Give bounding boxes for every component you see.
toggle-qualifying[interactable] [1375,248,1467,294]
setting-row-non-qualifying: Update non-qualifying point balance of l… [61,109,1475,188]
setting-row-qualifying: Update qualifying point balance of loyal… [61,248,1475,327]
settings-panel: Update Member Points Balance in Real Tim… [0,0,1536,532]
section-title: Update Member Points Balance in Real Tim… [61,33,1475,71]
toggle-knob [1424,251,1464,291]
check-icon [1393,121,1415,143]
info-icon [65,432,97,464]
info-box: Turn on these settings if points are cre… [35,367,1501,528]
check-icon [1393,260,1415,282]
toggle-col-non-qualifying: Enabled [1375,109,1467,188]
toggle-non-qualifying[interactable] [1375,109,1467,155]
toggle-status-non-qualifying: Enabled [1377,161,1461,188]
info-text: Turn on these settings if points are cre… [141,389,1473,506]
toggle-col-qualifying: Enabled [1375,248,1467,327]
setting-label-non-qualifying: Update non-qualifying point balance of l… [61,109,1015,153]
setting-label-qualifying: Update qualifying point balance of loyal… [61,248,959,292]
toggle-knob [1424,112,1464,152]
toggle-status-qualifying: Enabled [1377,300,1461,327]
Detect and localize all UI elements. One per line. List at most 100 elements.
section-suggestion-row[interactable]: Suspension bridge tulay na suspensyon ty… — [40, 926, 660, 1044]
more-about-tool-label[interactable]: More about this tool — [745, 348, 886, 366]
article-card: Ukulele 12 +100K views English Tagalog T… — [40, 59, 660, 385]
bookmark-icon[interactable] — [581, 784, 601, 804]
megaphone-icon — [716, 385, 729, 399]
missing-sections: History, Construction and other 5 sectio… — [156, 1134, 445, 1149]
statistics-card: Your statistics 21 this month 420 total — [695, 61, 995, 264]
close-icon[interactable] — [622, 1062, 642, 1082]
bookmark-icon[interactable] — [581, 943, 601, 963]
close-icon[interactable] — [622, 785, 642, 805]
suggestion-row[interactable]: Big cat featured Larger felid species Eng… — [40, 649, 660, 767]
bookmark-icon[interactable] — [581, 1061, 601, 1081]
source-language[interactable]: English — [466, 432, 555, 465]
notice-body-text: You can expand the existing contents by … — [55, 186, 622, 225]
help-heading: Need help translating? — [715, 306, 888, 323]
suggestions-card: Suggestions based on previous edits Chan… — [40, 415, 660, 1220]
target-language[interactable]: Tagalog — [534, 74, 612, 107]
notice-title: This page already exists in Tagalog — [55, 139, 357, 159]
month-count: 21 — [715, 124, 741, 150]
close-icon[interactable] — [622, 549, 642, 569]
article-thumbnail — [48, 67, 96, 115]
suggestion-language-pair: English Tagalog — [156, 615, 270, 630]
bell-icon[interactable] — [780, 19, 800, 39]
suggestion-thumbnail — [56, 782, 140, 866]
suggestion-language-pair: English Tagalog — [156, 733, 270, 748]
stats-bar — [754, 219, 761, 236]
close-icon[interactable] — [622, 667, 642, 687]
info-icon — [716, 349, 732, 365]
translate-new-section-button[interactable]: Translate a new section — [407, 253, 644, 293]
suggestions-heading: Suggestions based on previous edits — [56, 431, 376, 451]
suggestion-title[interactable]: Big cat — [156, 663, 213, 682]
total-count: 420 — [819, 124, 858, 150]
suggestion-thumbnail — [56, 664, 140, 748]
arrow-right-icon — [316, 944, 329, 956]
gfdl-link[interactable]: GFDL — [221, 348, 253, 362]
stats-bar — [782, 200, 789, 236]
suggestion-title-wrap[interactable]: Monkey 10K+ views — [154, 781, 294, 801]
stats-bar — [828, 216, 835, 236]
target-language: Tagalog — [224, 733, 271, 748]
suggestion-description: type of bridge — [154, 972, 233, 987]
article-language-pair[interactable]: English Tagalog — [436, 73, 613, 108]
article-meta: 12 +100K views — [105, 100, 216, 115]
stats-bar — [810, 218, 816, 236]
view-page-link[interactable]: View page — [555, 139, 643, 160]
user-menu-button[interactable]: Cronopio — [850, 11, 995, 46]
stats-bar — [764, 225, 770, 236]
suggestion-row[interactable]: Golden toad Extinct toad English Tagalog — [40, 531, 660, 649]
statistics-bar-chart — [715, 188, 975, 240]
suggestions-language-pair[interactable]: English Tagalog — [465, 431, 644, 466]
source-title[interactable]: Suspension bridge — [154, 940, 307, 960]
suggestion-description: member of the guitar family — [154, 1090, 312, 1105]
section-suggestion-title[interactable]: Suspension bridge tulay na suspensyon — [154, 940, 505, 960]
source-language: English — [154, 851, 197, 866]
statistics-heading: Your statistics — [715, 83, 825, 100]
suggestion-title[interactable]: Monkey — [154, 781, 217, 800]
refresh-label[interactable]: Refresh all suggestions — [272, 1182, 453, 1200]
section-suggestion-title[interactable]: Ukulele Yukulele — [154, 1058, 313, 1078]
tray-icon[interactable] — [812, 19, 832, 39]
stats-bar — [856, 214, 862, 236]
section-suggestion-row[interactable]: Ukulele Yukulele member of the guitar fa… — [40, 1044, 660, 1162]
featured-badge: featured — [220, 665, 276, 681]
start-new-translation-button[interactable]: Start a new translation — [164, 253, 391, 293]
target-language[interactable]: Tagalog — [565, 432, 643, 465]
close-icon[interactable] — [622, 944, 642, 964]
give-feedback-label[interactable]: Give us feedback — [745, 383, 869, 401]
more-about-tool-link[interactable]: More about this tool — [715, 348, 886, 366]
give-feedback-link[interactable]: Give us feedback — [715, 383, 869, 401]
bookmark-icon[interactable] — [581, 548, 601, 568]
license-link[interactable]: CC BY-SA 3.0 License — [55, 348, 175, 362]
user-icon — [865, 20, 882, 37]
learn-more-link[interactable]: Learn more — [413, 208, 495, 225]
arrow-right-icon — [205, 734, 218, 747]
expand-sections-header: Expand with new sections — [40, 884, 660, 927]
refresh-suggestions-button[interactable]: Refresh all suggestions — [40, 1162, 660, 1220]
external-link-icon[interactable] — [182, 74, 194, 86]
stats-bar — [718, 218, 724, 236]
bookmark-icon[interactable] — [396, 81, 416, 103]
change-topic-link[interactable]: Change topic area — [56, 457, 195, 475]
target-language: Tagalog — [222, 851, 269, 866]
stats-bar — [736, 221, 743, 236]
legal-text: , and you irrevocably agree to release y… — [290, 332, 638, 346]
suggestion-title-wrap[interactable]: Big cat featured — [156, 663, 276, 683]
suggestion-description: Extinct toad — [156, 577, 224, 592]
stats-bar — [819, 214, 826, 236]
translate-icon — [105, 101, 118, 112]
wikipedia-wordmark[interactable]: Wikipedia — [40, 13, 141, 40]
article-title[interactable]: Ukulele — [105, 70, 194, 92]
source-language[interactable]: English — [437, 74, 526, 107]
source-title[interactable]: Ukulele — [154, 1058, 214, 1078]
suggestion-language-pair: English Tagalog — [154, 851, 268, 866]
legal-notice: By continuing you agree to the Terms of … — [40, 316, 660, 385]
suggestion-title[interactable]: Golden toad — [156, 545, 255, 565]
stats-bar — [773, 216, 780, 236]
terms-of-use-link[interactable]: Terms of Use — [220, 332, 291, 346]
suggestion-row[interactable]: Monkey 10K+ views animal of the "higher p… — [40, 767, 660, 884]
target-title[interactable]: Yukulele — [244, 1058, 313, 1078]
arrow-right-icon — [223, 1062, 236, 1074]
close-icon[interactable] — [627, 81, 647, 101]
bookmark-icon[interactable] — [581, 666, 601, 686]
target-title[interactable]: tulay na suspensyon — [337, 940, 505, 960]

════

WORK INSTRUCTIONS: Reproduce every one of the lines above, word for word and in the same order, without changing anything.

EXPECTED ANSWER:
Give bounding boxes for every component you see.
toggle-qualifying[interactable] [1375,248,1467,294]
setting-row-non-qualifying: Update non-qualifying point balance of l… [61,109,1475,188]
setting-row-qualifying: Update qualifying point balance of loyal… [61,248,1475,327]
settings-panel: Update Member Points Balance in Real Tim… [0,0,1536,532]
section-title: Update Member Points Balance in Real Tim… [61,33,1475,71]
toggle-knob [1424,251,1464,291]
check-icon [1393,121,1415,143]
info-icon [65,432,97,464]
info-box: Turn on these settings if points are cre… [35,367,1501,528]
check-icon [1393,260,1415,282]
toggle-col-non-qualifying: Enabled [1375,109,1467,188]
toggle-non-qualifying[interactable] [1375,109,1467,155]
toggle-status-non-qualifying: Enabled [1377,161,1461,188]
info-text: Turn on these settings if points are cre… [141,389,1473,506]
toggle-col-qualifying: Enabled [1375,248,1467,327]
setting-label-non-qualifying: Update non-qualifying point balance of l… [61,109,1015,153]
setting-label-qualifying: Update qualifying point balance of loyal… [61,248,959,292]
toggle-knob [1424,112,1464,152]
toggle-status-qualifying: Enabled [1377,300,1461,327]
Detect and localize all UI elements. One per line. List at most 100 elements.
section-suggestion-row[interactable]: Suspension bridge tulay na suspensyon ty… — [40, 926, 660, 1044]
more-about-tool-label[interactable]: More about this tool — [745, 348, 886, 366]
article-card: Ukulele 12 +100K views English Tagalog T… — [40, 59, 660, 385]
bookmark-icon[interactable] — [581, 784, 601, 804]
megaphone-icon — [716, 385, 729, 399]
missing-sections: History, Construction and other 5 sectio… — [156, 1134, 445, 1149]
statistics-card: Your statistics 21 this month 420 total — [695, 61, 995, 264]
close-icon[interactable] — [622, 1062, 642, 1082]
bookmark-icon[interactable] — [581, 943, 601, 963]
close-icon[interactable] — [622, 785, 642, 805]
suggestion-row[interactable]: Big cat featured Larger felid species Eng… — [40, 649, 660, 767]
bookmark-icon[interactable] — [581, 1061, 601, 1081]
source-language[interactable]: English — [466, 432, 555, 465]
notice-body-text: You can expand the existing contents by … — [55, 186, 622, 225]
help-heading: Need help translating? — [715, 306, 888, 323]
suggestions-card: Suggestions based on previous edits Chan… — [40, 415, 660, 1220]
target-language[interactable]: Tagalog — [534, 74, 612, 107]
notice-title: This page already exists in Tagalog — [55, 139, 357, 159]
month-count: 21 — [715, 124, 741, 150]
close-icon[interactable] — [622, 549, 642, 569]
article-thumbnail — [48, 67, 96, 115]
suggestion-language-pair: English Tagalog — [156, 615, 270, 630]
bell-icon[interactable] — [780, 19, 800, 39]
suggestion-thumbnail — [56, 782, 140, 866]
suggestion-language-pair: English Tagalog — [156, 733, 270, 748]
stats-bar — [754, 219, 761, 236]
close-icon[interactable] — [622, 667, 642, 687]
info-icon — [716, 349, 732, 365]
translate-new-section-button[interactable]: Translate a new section — [407, 253, 644, 293]
suggestions-heading: Suggestions based on previous edits — [56, 431, 376, 451]
suggestion-title[interactable]: Big cat — [156, 663, 213, 682]
total-count: 420 — [819, 124, 858, 150]
suggestion-thumbnail — [56, 664, 140, 748]
arrow-right-icon — [316, 944, 329, 956]
gfdl-link[interactable]: GFDL — [221, 348, 253, 362]
stats-bar — [782, 200, 789, 236]
suggestion-title-wrap[interactable]: Monkey 10K+ views — [154, 781, 294, 801]
stats-bar — [828, 216, 835, 236]
target-language: Tagalog — [224, 733, 271, 748]
suggestion-description: type of bridge — [154, 972, 233, 987]
article-language-pair[interactable]: English Tagalog — [436, 73, 613, 108]
article-meta: 12 +100K views — [105, 100, 216, 115]
stats-bar — [810, 218, 816, 236]
view-page-link[interactable]: View page — [555, 139, 643, 160]
user-menu-button[interactable]: Cronopio — [850, 11, 995, 46]
stats-bar — [764, 225, 770, 236]
suggestion-row[interactable]: Golden toad Extinct toad English Tagalog — [40, 531, 660, 649]
statistics-bar-chart — [715, 188, 975, 240]
suggestions-language-pair[interactable]: English Tagalog — [465, 431, 644, 466]
source-title[interactable]: Suspension bridge — [154, 940, 307, 960]
suggestion-description: member of the guitar family — [154, 1090, 312, 1105]
section-suggestion-title[interactable]: Suspension bridge tulay na suspensyon — [154, 940, 505, 960]
source-language: English — [154, 851, 197, 866]
statistics-heading: Your statistics — [715, 83, 825, 100]
suggestion-title[interactable]: Monkey — [154, 781, 217, 800]
refresh-label[interactable]: Refresh all suggestions — [272, 1182, 453, 1200]
section-suggestion-title[interactable]: Ukulele Yukulele — [154, 1058, 313, 1078]
tray-icon[interactable] — [812, 19, 832, 39]
stats-bar — [856, 214, 862, 236]
section-suggestion-row[interactable]: Ukulele Yukulele member of the guitar fa… — [40, 1044, 660, 1162]
featured-badge: featured — [220, 665, 276, 681]
start-new-translation-button[interactable]: Start a new translation — [164, 253, 391, 293]
target-language[interactable]: Tagalog — [565, 432, 643, 465]
close-icon[interactable] — [622, 944, 642, 964]
give-feedback-label[interactable]: Give us feedback — [745, 383, 869, 401]
more-about-tool-link[interactable]: More about this tool — [715, 348, 886, 366]
give-feedback-link[interactable]: Give us feedback — [715, 383, 869, 401]
bookmark-icon[interactable] — [581, 548, 601, 568]
license-link[interactable]: CC BY-SA 3.0 License — [55, 348, 175, 362]
user-icon — [865, 20, 882, 37]
learn-more-link[interactable]: Learn more — [413, 208, 495, 225]
arrow-right-icon — [205, 734, 218, 747]
expand-sections-header: Expand with new sections — [40, 884, 660, 927]
refresh-suggestions-button[interactable]: Refresh all suggestions — [40, 1162, 660, 1220]
external-link-icon[interactable] — [182, 74, 194, 86]
stats-bar — [718, 218, 724, 236]
bookmark-icon[interactable] — [396, 81, 416, 103]
change-topic-link[interactable]: Change topic area — [56, 457, 195, 475]
target-language: Tagalog — [222, 851, 269, 866]
stats-bar — [736, 221, 743, 236]
legal-text: , and you irrevocably agree to release y… — [290, 332, 638, 346]
suggestion-title-wrap[interactable]: Big cat featured — [156, 663, 276, 683]
suggestion-description: Extinct toad — [156, 577, 224, 592]
stats-bar — [819, 214, 826, 236]
translate-icon — [105, 101, 118, 112]
wikipedia-wordmark[interactable]: Wikipedia — [40, 13, 141, 40]
article-title[interactable]: Ukulele — [105, 70, 194, 92]
source-language[interactable]: English — [437, 74, 526, 107]
source-title[interactable]: Ukulele — [154, 1058, 214, 1078]
suggestion-language-pair: English Tagalog — [154, 851, 268, 866]
legal-notice: By continuing you agree to the Terms of … — [40, 316, 660, 385]
suggestion-title[interactable]: Golden toad — [156, 545, 255, 565]
stats-bar — [773, 216, 780, 236]
terms-of-use-link[interactable]: Terms of Use — [220, 332, 291, 346]
suggestion-row[interactable]: Monkey 10K+ views animal of the "higher p… — [40, 767, 660, 884]
target-title[interactable]: Yukulele — [244, 1058, 313, 1078]
arrow-right-icon — [223, 1062, 236, 1074]
close-icon[interactable] — [627, 81, 647, 101]
bookmark-icon[interactable] — [581, 666, 601, 686]
target-title[interactable]: tulay na suspensyon — [337, 940, 505, 960]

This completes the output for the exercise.